Data =>
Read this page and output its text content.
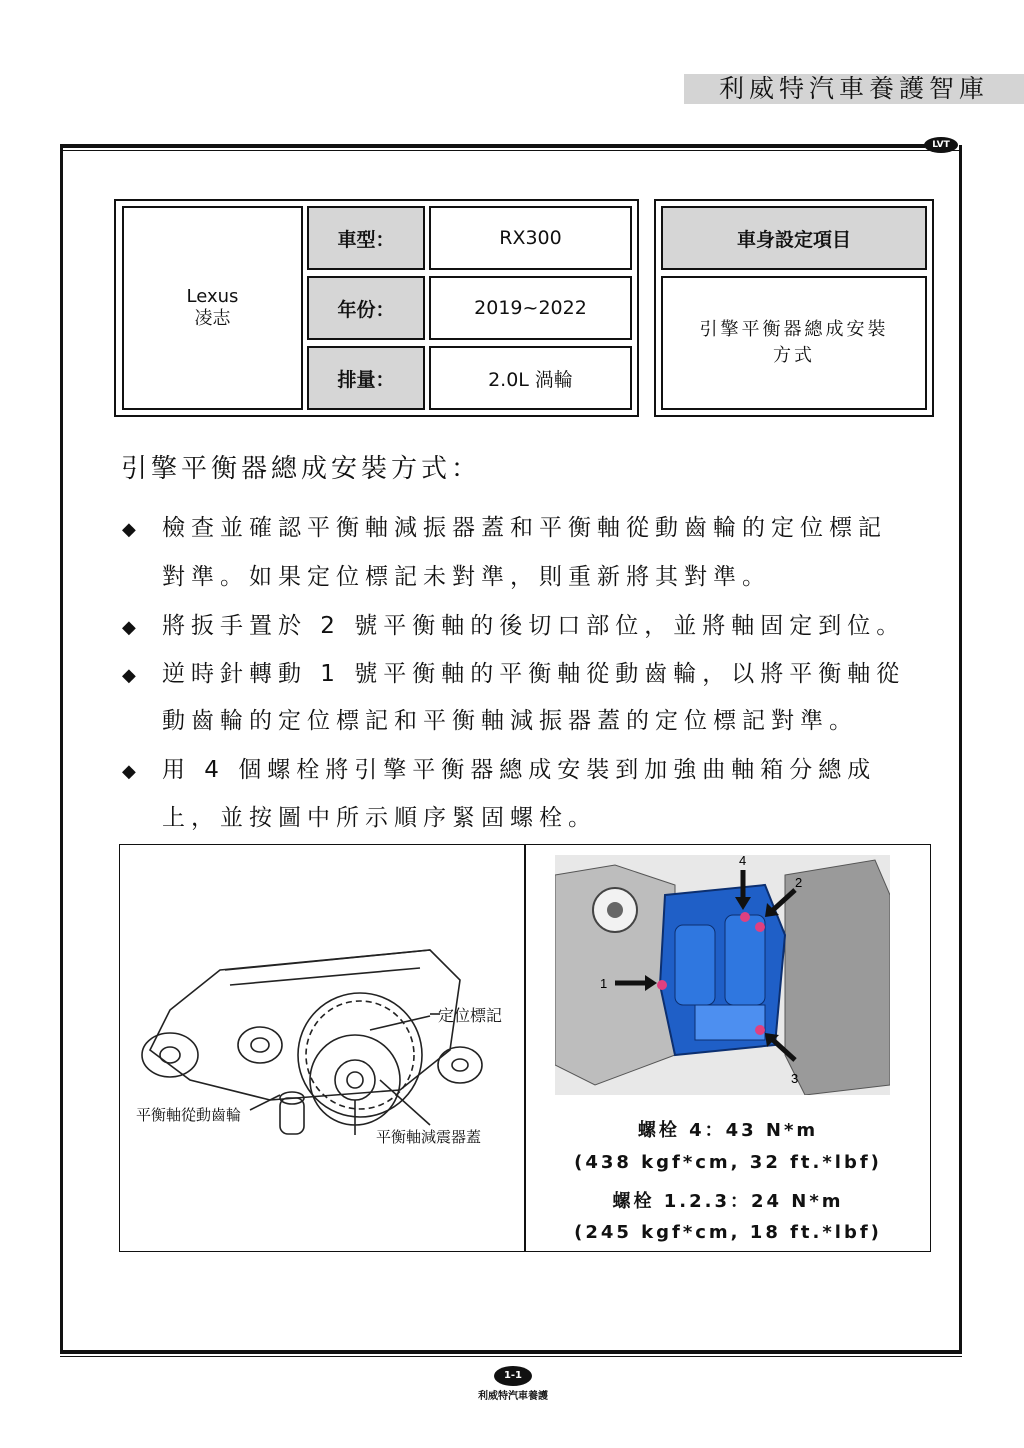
利威特汽車養護智庫
LVT
Lexus
凌志
車型：	RX300
年份：	2019~2022
排量：	2.0L 渦輪
車身設定項目
引擎平衡器總成安裝方式
引擎平衡器總成安裝方式：
◆ 檢查並確認平衡軸減振器蓋和平衡軸從動齒輪的定位標記
對準。如果定位標記未對準，則重新將其對準。
◆ 將扳手置於 2 號平衡軸的後切口部位，並將軸固定到位。
◆ 逆時針轉動 1 號平衡軸的平衡軸從動齒輪，以將平衡軸從
動齒輪的定位標記和平衡軸減振器蓋的定位標記對準。
◆ 用 4 個螺栓將引擎平衡器總成安裝到加強曲軸箱分總成
上，並按圖中所示順序緊固螺栓。
定位標記
平衡軸從動齒輪
平衡軸減震器蓋
4
2
1
3
螺栓 4：43 N*m
(438 kgf*cm, 32 ft.*lbf)
螺栓 1.2.3：24 N*m
(245 kgf*cm, 18 ft.*lbf)
1-1
利威特汽車養護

Problem requirements => Copy the listing over exactly, skipping the pictures it holds.

Output below =>
Read this page and output its text content.
利威特汽車養護智庫
LVT
Lexus
凌志
車型：	RX300
年份：	2019~2022
排量：	2.0L 渦輪
車身設定項目
引擎平衡器總成安裝方式
引擎平衡器總成安裝方式：
◆ 檢查並確認平衡軸減振器蓋和平衡軸從動齒輪的定位標記
對準。如果定位標記未對準，則重新將其對準。
◆ 將扳手置於 2 號平衡軸的後切口部位，並將軸固定到位。
◆ 逆時針轉動 1 號平衡軸的平衡軸從動齒輪，以將平衡軸從
動齒輪的定位標記和平衡軸減振器蓋的定位標記對準。
◆ 用 4 個螺栓將引擎平衡器總成安裝到加強曲軸箱分總成
上，並按圖中所示順序緊固螺栓。
定位標記
平衡軸從動齒輪
平衡軸減震器蓋
4
2
1
3
螺栓 4：43 N*m
(438 kgf*cm, 32 ft.*lbf)
螺栓 1.2.3：24 N*m
(245 kgf*cm, 18 ft.*lbf)
1-1
利威特汽車養護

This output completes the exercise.